DIRECTIONS FOR THIS TASK. Select the lines of the records containing the word "Обеспечение" and list them.

Collected data:

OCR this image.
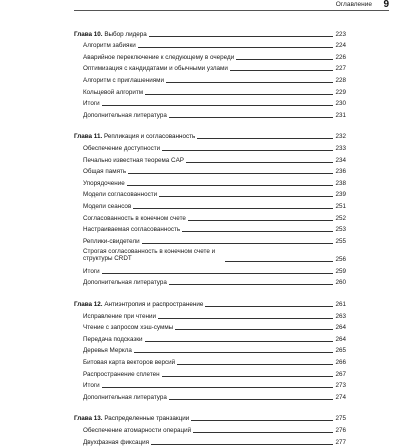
Оглавление 9
Глава 10. Выбор лидера	223
Алгоритм забияки	224
Аварийное переключение к следующему в очереди	226
Оптимизация с кандидатами и обычными узлами	227
Алгоритм с приглашениями	228
Кольцевой алгоритм	229
Итоги	230
Дополнительная литература	231
Глава 11. Репликация и согласованность	232
Обеспечение доступности	233
Печально известная теорема CAP	234
Общая память	236
Упорядочение	238
Модели согласованности	239
Модели сеансов	251
Согласованность в конечном счете	252
Настраиваемая согласованность	253
Реплики-свидетели	255
Строгая согласованность в конечном счете и структуры CRDT	256
Итоги	259
Дополнительная литература	260
Глава 12. Антиэнтропия и распространение	261
Исправление при чтении	263
Чтение с запросом хэш-суммы	264
Передача подсказки	264
Деревья Меркла	265
Битовая карта векторов версий	266
Распространение сплетен	267
Итоги	273
Дополнительная литература	274
Глава 13. Распределенные транзакции	275
Обеспечение атомарности операций	276
Двухфазная фиксация	277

ANSWER TO THE TASK.
Обеспечение доступности	233
Обеспечение атомарности операций	276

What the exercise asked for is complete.